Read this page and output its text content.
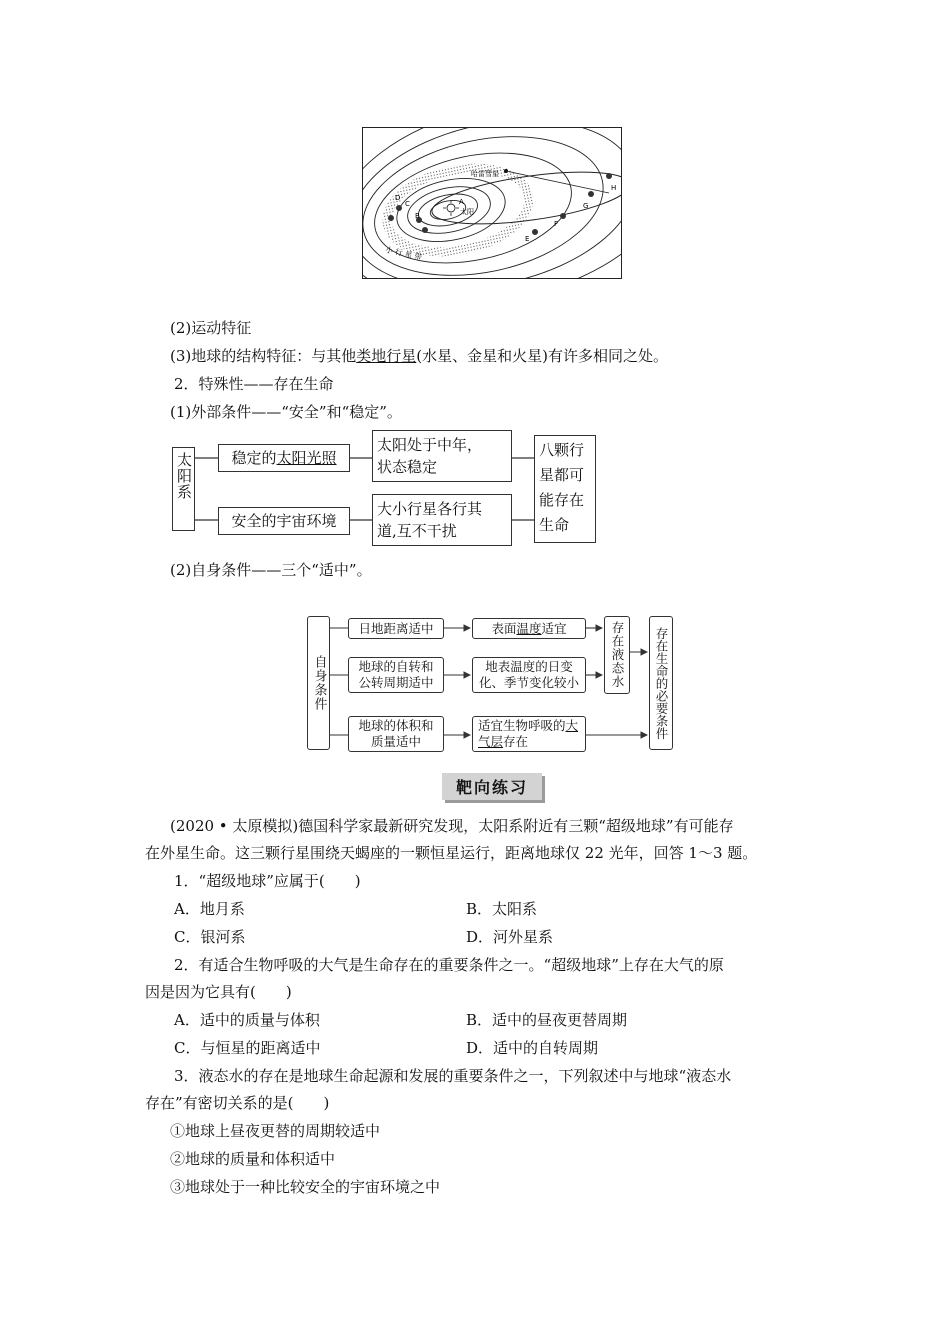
哈雷彗星
A
太阳
B
C
D
E
F
G
H
小 行 星 带
(2)运动特征
(3)地球的结构特征：与其他类地行星(水星、金星和火星)有许多相同之处。
2．特殊性——存在生命
(1)外部条件——“安全”和“稳定”。
太阳系	稳定的太阳光照
太阳处于中年，
状态稳定
安全的宇宙环境
大小行星各行其
道,互不干扰
八颗行
星都可
能存在
生命
(2)自身条件——三个“适中”。
自身条件
日地距离适中	表面 温度 适宜
地球的自转和
公转周期适中
地表温度的日变
化、季节变化较小 存在液态水
地球的体积和
质量适中
适宜生物呼吸的大
气层存在
存在生命的必要条件
靶向练习
(2020 • 太原模拟)德国科学家最新研究发现，太阳系附近有三颗“超级地球”有可能存
在外星生命。这三颗行星围绕天蝎座的一颗恒星运行，距离地球仅 22 光年，回答 1～3 题。
1．“超级地球”应属于(　　)
A．地月系	B．太阳系
C．银河系	D．河外星系
2．有适合生物呼吸的大气是生命存在的重要条件之一。“超级地球”上存在大气的原
因是因为它具有(　　)
A．适中的质量与体积	B．适中的昼夜更替周期
C．与恒星的距离适中	D．适中的自转周期
3．液态水的存在是地球生命起源和发展的重要条件之一，下列叙述中与地球“液态水
存在”有密切关系的是(　　)
①地球上昼夜更替的周期较适中
②地球的质量和体积适中
③地球处于一种比较安全的宇宙环境之中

* * *

# [Stated problem]
Locate and copy each line in the data above that includes the word "超级地球".

# [Written answer]
(2020 • 太原模拟)德国科学家最新研究发现，太阳系附近有三颗“超级地球”有可能存
1．“超级地球”应属于(　　)
2．有适合生物呼吸的大气是生命存在的重要条件之一。“超级地球”上存在大气的原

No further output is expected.